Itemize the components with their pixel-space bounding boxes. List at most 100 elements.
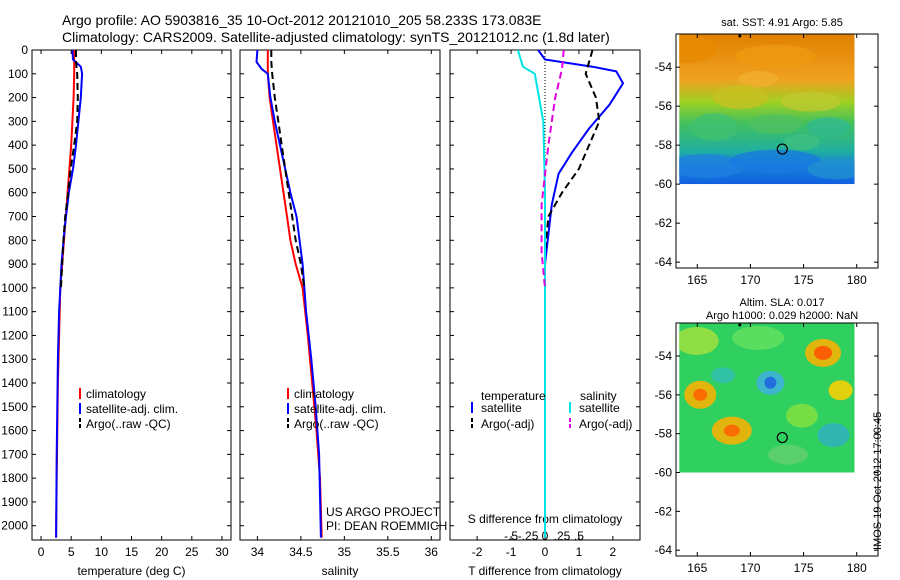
project-label: US ARGO PROJECT <box>326 505 441 519</box>
y-tick-label: 2000 <box>1 519 28 533</box>
header-title: Argo profile: AO 5903816_35 10-Oct-2012 … <box>62 12 542 28</box>
salinity-profile-panel: 34 34.5 35 35.5 36 salinity climatologysatelli… <box>239 49 447 578</box>
x-axis-label: temperature (deg C) <box>77 564 185 578</box>
x-top-tick-label: .25 <box>554 529 571 543</box>
temperature-profile-panel: 0100200300400500600700800900100011001200… <box>1 43 232 578</box>
y-tick-label: -58 <box>655 427 673 441</box>
heatmap-cell <box>749 114 802 135</box>
map-title: Altim. SLA: 0.017 <box>740 297 825 309</box>
x-tick-label: 170 <box>740 273 760 287</box>
series-line-argo-adj- <box>540 49 565 288</box>
legend-label: satellite-adj. clim. <box>86 402 178 416</box>
y-tick-label: -64 <box>655 255 673 269</box>
difference-profile-panel: -2 -1 0 1 2 T difference from climatology -.5-… <box>449 49 641 578</box>
x-tick-label: 34.5 <box>289 545 313 559</box>
x-tick-label: 0 <box>38 545 45 559</box>
x-axis-label: salinity <box>322 564 359 578</box>
heatmap-cell <box>767 444 808 465</box>
heatmap-cell <box>814 345 833 360</box>
axes-frame <box>675 33 879 269</box>
y-tick-label: 0 <box>21 43 28 57</box>
legend-label: Argo(..raw -QC) <box>294 417 379 431</box>
sla-map-panel: 165 170 175 180 -54 -56 -58 -60 -62 -64 Altim. SLA… <box>655 297 879 575</box>
y-tick-label: 1300 <box>1 352 28 366</box>
legend-title: salinity <box>580 389 617 403</box>
sst-map-panel: 165 170 175 180 -54 -56 -58 -60 -62 -64 sat. SST: … <box>655 17 879 287</box>
y-tick-label: 400 <box>8 138 28 152</box>
legend-label: satellite <box>579 401 620 415</box>
heatmap-cell <box>679 35 718 64</box>
y-tick-label: -56 <box>655 388 673 402</box>
y-tick-label: 1900 <box>1 495 28 509</box>
pi-label: PI: DEAN ROEMMICH <box>326 519 447 533</box>
x-tick-label: -2 <box>472 545 483 559</box>
legend-label: satellite <box>481 401 522 415</box>
x-tick-label: 175 <box>794 273 814 287</box>
legend-label: Argo(-adj) <box>481 417 534 431</box>
y-tick-label: 500 <box>8 162 28 176</box>
y-tick-label: 600 <box>8 186 28 200</box>
y-tick-label: -64 <box>655 543 673 557</box>
x-top-tick-label: -.25 <box>518 529 539 543</box>
heatmap-cell <box>806 117 851 138</box>
header-climatology: Climatology: CARS2009. Satellite-adjuste… <box>62 29 610 45</box>
y-tick-label: 200 <box>8 91 28 105</box>
map-title: sat. SST: 4.91 Argo: 5.85 <box>721 17 843 29</box>
heatmap-cell <box>807 159 855 180</box>
y-tick-label: -54 <box>655 349 673 363</box>
map-subtitle: Argo h1000: 0.029 h2000: NaN <box>706 310 858 322</box>
series-line-climatology <box>55 50 76 538</box>
x-tick-label: 20 <box>155 545 169 559</box>
heatmap-cell <box>712 85 769 110</box>
x-tick-label: -1 <box>506 545 517 559</box>
heatmap-cell <box>723 424 740 437</box>
x-tick-label: 165 <box>687 561 707 575</box>
legend-label: Argo(..raw -QC) <box>86 417 171 431</box>
float-position-marker <box>776 431 788 444</box>
heatmap-cell <box>738 71 779 88</box>
heatmap-cell <box>679 326 719 355</box>
heatmap-cell <box>711 367 736 384</box>
y-tick-label: 1100 <box>2 305 28 319</box>
y-tick-label: 300 <box>8 114 28 128</box>
series-line-satellite <box>516 49 546 538</box>
x-tick-label: 165 <box>687 273 707 287</box>
y-tick-label: 1800 <box>1 471 28 485</box>
heatmap-cell <box>817 423 850 448</box>
y-tick-label: 700 <box>8 210 28 224</box>
heatmap-cell <box>735 44 816 69</box>
axes-frame <box>239 49 441 541</box>
y-tick-label: -60 <box>655 466 673 480</box>
series-line-argo-raw-qc- <box>270 50 306 289</box>
heatmap-cell <box>764 376 777 389</box>
series-line-satellite <box>537 49 624 538</box>
series-line-satellite-adj-clim- <box>55 49 84 538</box>
y-tick-label: 1500 <box>1 400 28 414</box>
x-tick-label: 35 <box>338 545 352 559</box>
x-tick-label: 34 <box>251 545 265 559</box>
y-tick-label: 1600 <box>1 424 28 438</box>
series-line-argo-adj- <box>544 49 601 288</box>
heatmap-cell <box>679 154 746 179</box>
legend-label: Argo(-adj) <box>579 417 632 431</box>
x-axis-label: T difference from climatology <box>468 564 622 578</box>
profile-dot <box>738 34 742 38</box>
y-tick-label: -56 <box>655 99 673 113</box>
timestamp-stamp: IMOS 19-Oct-2012 17:00:45 <box>872 411 884 550</box>
float-position-marker <box>776 143 788 155</box>
heatmap-field <box>679 323 855 473</box>
axes-frame <box>31 49 232 541</box>
y-tick-label: -54 <box>655 60 673 74</box>
heatmap-cell <box>693 388 708 401</box>
x-tick-label: 0 <box>542 545 549 559</box>
y-tick-label: 1200 <box>1 328 28 342</box>
x-tick-label: 180 <box>847 561 867 575</box>
heatmap-field <box>679 34 855 185</box>
series-line-satellite-adj-clim- <box>255 49 322 538</box>
y-tick-label: 100 <box>8 67 28 81</box>
legend-label: climatology <box>294 387 354 401</box>
x-top-tick-label: .5 <box>574 529 584 543</box>
x-tick-label: 25 <box>185 545 199 559</box>
y-tick-label: 1400 <box>1 376 28 390</box>
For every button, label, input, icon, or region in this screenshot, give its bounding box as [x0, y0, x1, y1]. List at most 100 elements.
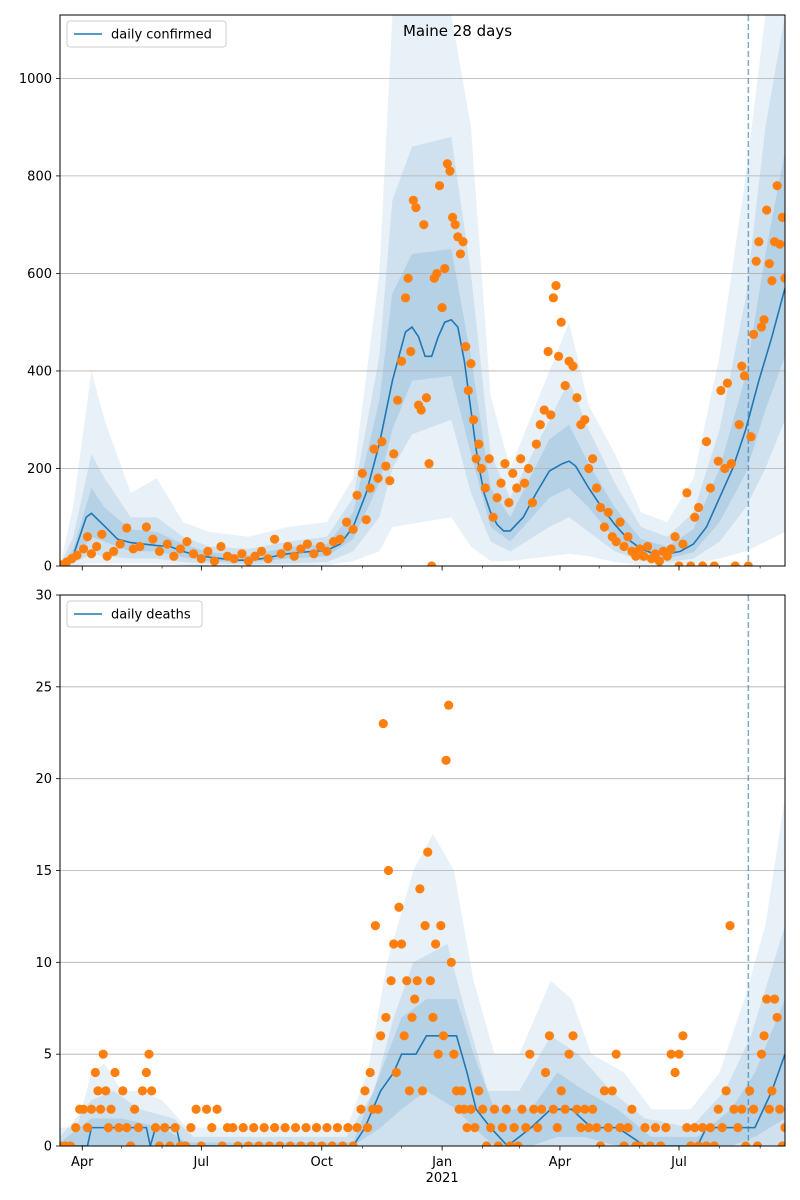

★ ★ ★ ★ ★

_WHAT IS ASKED_:
Return every line of the data above that contains the string "field", copying each line in full and without changes.

_SOLUTION FOR THIS TASK_:
heatmap-field <box>679 323 855 473</box>
heatmap-field <box>679 34 855 185</box>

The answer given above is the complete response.